■ PROBLEM DESCRIPTION
Examine the entries below, count the lines holding the string "name", and respond with the number only.

■ EXCERPTED RECORDS
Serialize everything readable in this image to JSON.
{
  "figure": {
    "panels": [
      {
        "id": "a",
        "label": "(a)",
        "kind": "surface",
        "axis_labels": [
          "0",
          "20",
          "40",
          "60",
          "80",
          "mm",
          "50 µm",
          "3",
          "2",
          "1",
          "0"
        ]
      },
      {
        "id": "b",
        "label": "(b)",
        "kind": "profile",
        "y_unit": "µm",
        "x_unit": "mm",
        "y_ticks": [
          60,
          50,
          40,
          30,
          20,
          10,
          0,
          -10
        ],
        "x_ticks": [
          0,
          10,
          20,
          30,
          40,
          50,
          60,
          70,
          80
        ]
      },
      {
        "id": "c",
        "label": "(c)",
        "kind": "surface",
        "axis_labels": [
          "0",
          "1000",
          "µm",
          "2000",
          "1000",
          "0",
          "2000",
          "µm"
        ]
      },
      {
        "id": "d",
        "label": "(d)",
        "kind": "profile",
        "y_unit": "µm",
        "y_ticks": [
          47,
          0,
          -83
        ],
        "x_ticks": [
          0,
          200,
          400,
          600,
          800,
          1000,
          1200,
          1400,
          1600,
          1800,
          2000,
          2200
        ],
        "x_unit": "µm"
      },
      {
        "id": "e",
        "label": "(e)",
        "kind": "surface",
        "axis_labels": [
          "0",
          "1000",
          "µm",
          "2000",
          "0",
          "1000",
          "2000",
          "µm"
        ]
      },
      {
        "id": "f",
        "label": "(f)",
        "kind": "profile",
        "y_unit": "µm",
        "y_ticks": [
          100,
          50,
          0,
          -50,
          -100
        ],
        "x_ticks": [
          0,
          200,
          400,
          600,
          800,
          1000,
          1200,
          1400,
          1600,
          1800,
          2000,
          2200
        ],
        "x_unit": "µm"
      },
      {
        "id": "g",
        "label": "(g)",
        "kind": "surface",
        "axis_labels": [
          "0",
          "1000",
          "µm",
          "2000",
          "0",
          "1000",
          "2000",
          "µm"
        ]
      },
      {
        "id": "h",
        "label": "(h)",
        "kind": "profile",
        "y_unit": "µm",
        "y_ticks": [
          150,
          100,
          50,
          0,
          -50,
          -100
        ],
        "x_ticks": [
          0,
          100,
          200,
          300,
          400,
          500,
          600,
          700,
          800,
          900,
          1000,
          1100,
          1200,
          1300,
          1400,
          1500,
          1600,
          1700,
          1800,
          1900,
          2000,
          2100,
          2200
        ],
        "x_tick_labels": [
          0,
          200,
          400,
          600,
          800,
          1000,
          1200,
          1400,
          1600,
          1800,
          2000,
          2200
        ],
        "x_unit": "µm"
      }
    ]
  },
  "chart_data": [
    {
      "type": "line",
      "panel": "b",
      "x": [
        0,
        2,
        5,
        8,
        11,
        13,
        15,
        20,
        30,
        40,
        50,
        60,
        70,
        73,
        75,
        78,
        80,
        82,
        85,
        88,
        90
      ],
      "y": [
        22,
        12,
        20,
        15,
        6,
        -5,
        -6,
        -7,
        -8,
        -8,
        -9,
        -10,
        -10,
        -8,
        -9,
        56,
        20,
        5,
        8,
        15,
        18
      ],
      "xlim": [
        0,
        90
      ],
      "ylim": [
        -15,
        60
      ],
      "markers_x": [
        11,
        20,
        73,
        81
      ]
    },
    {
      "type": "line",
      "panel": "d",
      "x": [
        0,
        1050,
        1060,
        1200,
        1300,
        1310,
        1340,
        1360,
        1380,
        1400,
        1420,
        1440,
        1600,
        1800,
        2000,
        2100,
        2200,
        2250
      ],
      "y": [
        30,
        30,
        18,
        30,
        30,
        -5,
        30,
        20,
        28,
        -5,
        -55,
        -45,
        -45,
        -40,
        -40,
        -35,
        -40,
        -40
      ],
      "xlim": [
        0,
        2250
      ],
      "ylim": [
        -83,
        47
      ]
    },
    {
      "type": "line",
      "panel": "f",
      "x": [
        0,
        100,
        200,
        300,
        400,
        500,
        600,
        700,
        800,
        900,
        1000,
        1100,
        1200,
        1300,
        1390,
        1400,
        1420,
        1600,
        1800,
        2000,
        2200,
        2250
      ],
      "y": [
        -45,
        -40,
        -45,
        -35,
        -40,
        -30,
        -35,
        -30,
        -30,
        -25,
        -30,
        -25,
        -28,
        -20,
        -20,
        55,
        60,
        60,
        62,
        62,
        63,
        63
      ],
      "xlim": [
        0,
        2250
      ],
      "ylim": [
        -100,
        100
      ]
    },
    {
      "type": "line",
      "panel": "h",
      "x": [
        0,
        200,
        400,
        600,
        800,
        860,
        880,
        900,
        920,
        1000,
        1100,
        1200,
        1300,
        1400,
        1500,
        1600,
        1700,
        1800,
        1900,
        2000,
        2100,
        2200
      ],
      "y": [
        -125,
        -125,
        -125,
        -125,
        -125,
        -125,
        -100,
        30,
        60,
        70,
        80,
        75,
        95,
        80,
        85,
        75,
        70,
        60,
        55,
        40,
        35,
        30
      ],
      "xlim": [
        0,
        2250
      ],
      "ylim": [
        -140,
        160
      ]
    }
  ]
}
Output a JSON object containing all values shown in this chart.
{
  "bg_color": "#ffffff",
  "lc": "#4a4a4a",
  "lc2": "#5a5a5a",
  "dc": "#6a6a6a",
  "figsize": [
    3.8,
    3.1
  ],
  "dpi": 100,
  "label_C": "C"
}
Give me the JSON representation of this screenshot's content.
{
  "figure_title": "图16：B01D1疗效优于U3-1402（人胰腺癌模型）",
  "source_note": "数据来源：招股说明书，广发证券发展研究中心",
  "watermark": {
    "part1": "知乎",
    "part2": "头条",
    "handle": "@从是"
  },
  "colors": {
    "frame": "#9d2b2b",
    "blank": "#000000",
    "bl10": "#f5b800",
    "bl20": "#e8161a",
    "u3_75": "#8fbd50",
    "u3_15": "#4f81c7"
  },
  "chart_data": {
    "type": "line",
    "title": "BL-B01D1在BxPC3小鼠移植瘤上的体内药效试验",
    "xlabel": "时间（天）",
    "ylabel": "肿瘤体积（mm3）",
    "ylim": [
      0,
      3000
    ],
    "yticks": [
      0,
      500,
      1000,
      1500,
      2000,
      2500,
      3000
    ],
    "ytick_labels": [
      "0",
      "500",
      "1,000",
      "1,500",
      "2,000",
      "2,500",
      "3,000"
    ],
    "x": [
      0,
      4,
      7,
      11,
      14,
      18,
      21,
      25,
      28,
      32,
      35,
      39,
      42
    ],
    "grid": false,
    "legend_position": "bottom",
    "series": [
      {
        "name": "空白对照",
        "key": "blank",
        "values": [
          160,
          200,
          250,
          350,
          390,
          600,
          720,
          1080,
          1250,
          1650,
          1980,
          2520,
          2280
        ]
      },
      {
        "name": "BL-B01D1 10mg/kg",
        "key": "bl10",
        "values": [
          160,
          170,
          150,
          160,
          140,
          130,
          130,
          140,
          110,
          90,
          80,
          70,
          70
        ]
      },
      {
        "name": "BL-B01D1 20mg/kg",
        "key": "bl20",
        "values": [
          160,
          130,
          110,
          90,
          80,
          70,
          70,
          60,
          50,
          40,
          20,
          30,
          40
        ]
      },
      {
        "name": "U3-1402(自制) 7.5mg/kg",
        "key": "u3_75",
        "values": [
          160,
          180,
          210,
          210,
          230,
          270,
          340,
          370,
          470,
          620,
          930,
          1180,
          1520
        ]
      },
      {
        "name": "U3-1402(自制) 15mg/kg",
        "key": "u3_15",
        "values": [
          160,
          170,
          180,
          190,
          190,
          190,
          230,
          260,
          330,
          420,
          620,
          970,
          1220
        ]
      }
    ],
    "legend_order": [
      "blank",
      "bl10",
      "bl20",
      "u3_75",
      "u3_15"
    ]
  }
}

■ OUTPUT
5